Only a number is wanted: how many lines in these records contain the word "водопроводную"?

Start Material for the task

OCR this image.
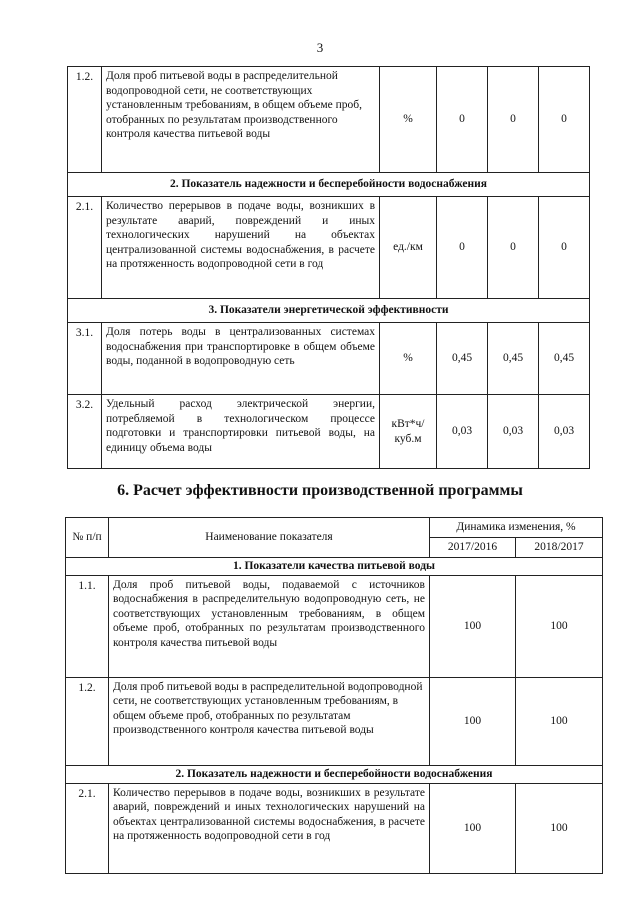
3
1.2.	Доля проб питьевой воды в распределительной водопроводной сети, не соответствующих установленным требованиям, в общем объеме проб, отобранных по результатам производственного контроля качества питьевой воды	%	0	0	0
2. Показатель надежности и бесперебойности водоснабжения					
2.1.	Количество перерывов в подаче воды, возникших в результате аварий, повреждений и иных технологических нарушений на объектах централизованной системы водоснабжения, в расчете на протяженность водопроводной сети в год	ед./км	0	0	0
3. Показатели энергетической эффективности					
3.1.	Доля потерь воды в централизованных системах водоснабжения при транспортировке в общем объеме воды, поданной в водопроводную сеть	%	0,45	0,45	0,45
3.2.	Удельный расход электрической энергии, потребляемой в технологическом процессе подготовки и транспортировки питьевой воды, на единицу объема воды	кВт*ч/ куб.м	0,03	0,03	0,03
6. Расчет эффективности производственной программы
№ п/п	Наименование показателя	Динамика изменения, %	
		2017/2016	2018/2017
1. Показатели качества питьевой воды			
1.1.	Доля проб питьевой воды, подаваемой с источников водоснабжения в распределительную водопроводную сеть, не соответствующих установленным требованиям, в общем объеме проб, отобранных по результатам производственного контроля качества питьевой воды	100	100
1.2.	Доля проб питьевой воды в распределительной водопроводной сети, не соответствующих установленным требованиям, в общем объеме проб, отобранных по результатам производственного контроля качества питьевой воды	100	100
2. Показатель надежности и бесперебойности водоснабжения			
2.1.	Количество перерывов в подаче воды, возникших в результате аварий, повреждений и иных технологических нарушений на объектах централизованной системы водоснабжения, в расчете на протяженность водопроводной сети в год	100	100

End Material for the task

Result of this task | 2